■ Request: Report every line of the listing below that contains the string "tick", copying each such line in full.

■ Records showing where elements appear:

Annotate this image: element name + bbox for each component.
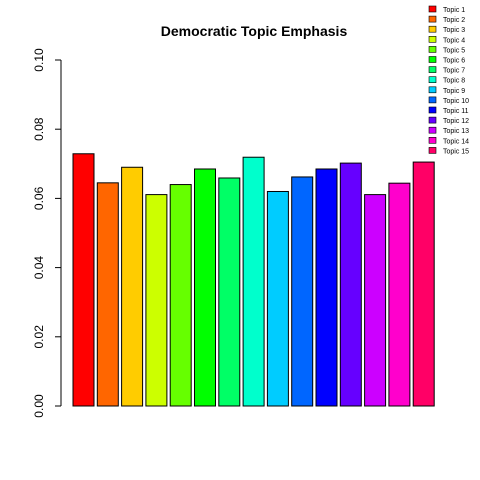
legend-swatch — [428, 106, 437, 114]
legend-swatch — [428, 35, 437, 43]
y-tick-label: 0.06 — [32, 186, 46, 210]
legend-swatch — [428, 116, 437, 124]
legend: Topic 1 Topic 2 Topic 3 Topic 4 Topic 5 Topic… — [428, 5, 469, 155]
y-tick-label: 0.00 — [32, 394, 46, 418]
bar — [315, 168, 338, 407]
legend-label: Topic 2 — [443, 17, 465, 24]
bar — [145, 194, 168, 407]
legend-swatch — [428, 147, 437, 154]
legend-swatch — [428, 126, 437, 134]
bar — [364, 194, 387, 407]
bar — [169, 184, 192, 407]
y-tick-label: 0.08 — [32, 117, 46, 141]
y-tick-label: 0.02 — [32, 325, 46, 349]
bar — [96, 182, 119, 407]
legend-swatch — [428, 46, 437, 53]
bar — [339, 162, 362, 407]
legend-label: Topic 3 — [443, 27, 465, 34]
bar — [291, 176, 314, 407]
chart-title: Democratic Topic Emphasis — [161, 23, 348, 39]
legend-label: Topic 9 — [443, 88, 465, 95]
y-tick-label: 0.10 — [32, 48, 46, 72]
legend-label: Topic 10 — [443, 98, 469, 105]
bars — [72, 153, 435, 407]
legend-swatch — [428, 5, 437, 13]
bar — [266, 190, 289, 407]
legend-label: Topic 13 — [443, 128, 469, 135]
legend-swatch — [428, 25, 437, 33]
legend-swatch — [428, 137, 437, 144]
bar — [72, 153, 95, 407]
legend-label: Topic 11 — [443, 108, 469, 115]
bar — [412, 161, 435, 407]
legend-label: Topic 5 — [443, 47, 465, 54]
legend-label: Topic 8 — [443, 78, 465, 85]
y-tick-label: 0.04 — [32, 256, 46, 280]
bar — [242, 156, 265, 407]
legend-swatch — [428, 76, 437, 83]
legend-swatch — [428, 86, 437, 94]
legend-label: Topic 6 — [443, 58, 465, 65]
legend-label: Topic 15 — [443, 148, 469, 155]
legend-label: Topic 12 — [443, 118, 469, 125]
legend-swatch — [428, 15, 437, 23]
bar — [388, 182, 411, 407]
legend-swatch — [428, 56, 437, 63]
legend-label: Topic 4 — [443, 37, 465, 44]
legend-label: Topic 1 — [443, 7, 465, 14]
y-axis: 0.00 0.02 0.04 0.06 0.08 0.10 — [32, 48, 62, 418]
bar — [121, 166, 144, 407]
legend-label: Topic 14 — [443, 138, 469, 145]
legend-swatch — [428, 96, 437, 104]
legend-swatch — [428, 66, 437, 73]
bar — [218, 177, 241, 407]
bar — [194, 168, 216, 407]
legend-label: Topic 7 — [443, 68, 465, 75]
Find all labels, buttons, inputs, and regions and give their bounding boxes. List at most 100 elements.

■ Exercise answer:
y-tick-label: 0.06 — [32, 186, 46, 210]
y-tick-label: 0.00 — [32, 394, 46, 418]
y-tick-label: 0.08 — [32, 117, 46, 141]
y-tick-label: 0.02 — [32, 325, 46, 349]
y-tick-label: 0.10 — [32, 48, 46, 72]
y-tick-label: 0.04 — [32, 256, 46, 280]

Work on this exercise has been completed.